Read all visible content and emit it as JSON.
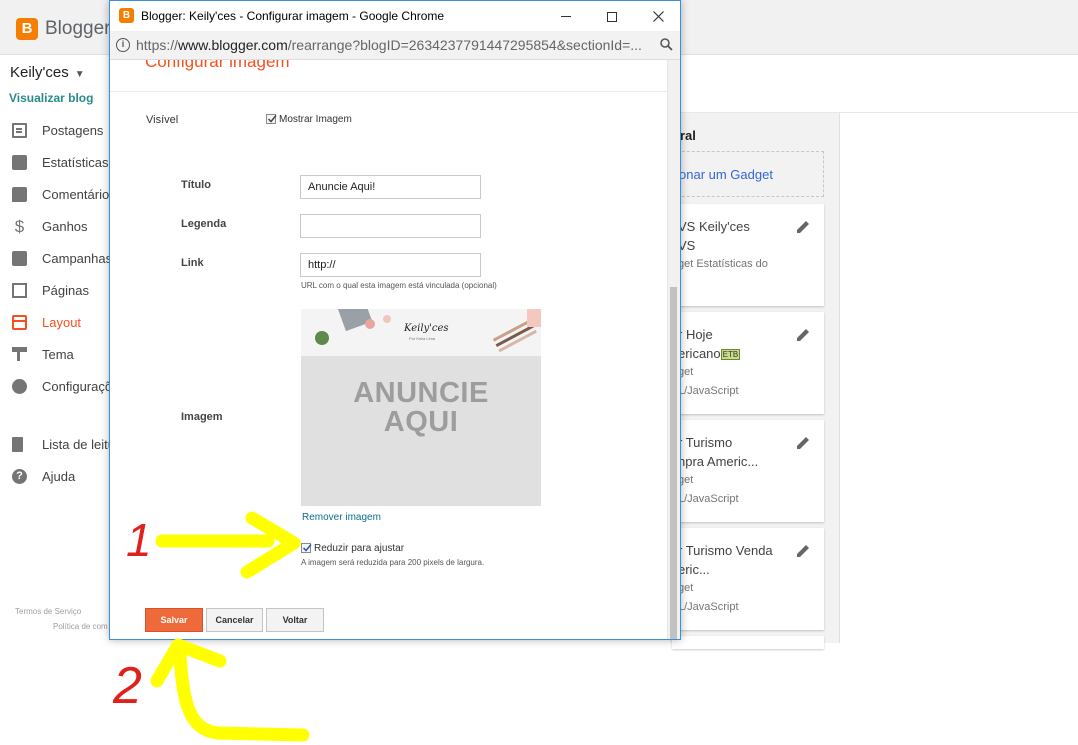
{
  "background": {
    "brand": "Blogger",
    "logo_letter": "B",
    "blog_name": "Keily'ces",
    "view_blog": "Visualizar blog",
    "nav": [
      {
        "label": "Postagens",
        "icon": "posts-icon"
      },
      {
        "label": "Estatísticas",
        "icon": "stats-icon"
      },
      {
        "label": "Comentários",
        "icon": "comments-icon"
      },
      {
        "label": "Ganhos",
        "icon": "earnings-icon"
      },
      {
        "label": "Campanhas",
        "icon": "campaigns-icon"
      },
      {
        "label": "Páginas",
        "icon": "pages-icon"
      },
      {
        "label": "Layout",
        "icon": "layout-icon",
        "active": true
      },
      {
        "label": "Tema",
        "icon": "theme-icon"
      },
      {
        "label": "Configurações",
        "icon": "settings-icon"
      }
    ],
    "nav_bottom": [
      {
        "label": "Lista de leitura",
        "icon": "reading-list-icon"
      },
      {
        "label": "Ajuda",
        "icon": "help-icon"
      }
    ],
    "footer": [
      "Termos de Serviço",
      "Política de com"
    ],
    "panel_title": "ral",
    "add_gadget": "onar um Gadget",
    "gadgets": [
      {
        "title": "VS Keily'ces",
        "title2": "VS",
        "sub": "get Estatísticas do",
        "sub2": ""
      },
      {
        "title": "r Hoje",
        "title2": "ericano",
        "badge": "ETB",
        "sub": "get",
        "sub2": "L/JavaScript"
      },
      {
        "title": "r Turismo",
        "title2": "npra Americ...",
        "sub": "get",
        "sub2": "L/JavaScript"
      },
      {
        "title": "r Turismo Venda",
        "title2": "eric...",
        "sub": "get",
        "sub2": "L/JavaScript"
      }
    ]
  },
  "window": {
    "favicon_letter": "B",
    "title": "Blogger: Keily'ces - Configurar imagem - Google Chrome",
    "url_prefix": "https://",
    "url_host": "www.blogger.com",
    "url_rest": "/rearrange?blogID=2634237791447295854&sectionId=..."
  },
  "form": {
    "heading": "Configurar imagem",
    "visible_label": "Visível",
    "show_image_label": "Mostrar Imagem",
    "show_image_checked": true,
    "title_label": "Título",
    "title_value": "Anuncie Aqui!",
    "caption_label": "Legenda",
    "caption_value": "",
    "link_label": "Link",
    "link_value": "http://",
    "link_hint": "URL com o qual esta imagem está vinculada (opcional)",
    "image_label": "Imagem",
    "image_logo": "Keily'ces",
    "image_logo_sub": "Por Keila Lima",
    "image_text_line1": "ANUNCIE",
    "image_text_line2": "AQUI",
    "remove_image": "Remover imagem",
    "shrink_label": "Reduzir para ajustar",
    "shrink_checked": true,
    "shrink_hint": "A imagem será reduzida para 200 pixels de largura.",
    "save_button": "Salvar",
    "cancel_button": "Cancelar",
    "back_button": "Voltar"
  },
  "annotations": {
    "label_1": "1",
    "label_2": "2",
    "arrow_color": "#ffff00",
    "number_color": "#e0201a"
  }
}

--

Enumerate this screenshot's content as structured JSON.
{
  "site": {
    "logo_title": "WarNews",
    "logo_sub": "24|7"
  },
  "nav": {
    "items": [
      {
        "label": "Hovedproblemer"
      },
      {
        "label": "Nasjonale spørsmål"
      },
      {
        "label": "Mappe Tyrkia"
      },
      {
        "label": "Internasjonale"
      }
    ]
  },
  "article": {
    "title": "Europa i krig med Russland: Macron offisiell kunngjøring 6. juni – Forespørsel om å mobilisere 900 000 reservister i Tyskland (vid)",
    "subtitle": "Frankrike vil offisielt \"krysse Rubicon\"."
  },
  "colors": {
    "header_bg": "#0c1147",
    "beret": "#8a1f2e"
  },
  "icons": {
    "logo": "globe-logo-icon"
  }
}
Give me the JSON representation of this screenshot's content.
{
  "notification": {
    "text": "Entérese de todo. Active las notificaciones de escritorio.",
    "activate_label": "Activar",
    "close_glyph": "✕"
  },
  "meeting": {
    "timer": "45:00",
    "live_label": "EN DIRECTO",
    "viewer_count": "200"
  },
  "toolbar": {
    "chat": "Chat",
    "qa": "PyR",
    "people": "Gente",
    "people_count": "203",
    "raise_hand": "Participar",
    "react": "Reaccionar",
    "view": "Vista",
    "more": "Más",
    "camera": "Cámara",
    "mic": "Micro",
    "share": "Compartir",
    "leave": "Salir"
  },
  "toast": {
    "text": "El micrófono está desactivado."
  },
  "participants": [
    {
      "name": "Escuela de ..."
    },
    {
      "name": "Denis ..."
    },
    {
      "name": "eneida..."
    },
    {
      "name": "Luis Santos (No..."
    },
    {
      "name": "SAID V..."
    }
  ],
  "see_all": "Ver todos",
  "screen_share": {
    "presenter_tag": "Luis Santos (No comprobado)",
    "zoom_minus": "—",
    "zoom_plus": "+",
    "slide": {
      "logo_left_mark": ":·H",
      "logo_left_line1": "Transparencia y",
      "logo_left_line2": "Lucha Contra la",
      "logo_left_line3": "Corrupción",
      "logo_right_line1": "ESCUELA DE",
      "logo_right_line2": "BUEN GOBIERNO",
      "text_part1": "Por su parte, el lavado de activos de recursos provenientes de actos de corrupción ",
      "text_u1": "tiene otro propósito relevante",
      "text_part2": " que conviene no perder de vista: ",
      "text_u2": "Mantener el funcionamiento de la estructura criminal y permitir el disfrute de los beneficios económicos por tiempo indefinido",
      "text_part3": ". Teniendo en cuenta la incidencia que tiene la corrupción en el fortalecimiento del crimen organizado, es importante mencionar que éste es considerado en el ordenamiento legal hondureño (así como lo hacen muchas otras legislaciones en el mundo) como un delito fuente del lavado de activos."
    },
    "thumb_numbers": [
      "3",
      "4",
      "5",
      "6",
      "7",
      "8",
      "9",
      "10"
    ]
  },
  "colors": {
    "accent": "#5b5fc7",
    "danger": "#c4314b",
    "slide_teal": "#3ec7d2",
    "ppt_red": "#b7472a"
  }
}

* * *

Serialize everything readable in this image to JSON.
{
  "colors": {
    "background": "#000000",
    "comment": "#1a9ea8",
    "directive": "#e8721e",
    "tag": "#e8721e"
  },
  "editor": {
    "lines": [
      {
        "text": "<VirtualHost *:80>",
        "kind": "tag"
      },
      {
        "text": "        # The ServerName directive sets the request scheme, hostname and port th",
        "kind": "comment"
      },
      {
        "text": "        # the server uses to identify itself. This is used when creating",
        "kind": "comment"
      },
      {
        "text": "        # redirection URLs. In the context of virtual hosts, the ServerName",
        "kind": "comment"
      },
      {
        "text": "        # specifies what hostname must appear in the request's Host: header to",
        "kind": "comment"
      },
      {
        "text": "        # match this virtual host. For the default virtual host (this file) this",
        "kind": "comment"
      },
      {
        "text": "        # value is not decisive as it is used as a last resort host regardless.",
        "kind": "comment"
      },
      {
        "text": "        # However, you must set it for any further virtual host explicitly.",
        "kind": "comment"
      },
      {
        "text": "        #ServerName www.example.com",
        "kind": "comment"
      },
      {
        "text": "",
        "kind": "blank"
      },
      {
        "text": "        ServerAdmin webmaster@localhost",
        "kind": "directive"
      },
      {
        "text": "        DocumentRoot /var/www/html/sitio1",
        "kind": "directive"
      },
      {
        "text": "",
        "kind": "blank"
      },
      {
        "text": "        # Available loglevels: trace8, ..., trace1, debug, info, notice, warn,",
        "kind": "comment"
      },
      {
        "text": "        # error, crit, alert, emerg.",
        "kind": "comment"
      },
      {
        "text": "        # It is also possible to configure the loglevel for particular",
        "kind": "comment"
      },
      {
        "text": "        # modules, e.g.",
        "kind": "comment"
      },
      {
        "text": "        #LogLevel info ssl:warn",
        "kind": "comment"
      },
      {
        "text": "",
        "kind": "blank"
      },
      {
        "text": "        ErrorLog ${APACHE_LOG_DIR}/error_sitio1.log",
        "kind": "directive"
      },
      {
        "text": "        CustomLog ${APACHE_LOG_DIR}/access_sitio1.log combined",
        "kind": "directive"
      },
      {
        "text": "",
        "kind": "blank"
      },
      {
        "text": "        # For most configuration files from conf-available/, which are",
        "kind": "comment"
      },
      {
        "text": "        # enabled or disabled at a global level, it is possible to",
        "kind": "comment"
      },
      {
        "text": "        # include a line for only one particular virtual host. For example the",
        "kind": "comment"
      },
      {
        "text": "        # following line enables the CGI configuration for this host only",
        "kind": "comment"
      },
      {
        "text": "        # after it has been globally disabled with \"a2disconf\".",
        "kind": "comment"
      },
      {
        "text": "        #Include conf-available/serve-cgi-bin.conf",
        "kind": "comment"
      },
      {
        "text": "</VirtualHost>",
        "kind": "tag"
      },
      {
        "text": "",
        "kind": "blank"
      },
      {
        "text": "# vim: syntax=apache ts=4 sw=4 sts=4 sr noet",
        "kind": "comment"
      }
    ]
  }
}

BRIEF: From the data above, copy each line that has the string "example".

FULL RESPONSE:
        "text": "        #ServerName www.example.com",
        "text": "        # include a line for only one particular virtual host. For example the",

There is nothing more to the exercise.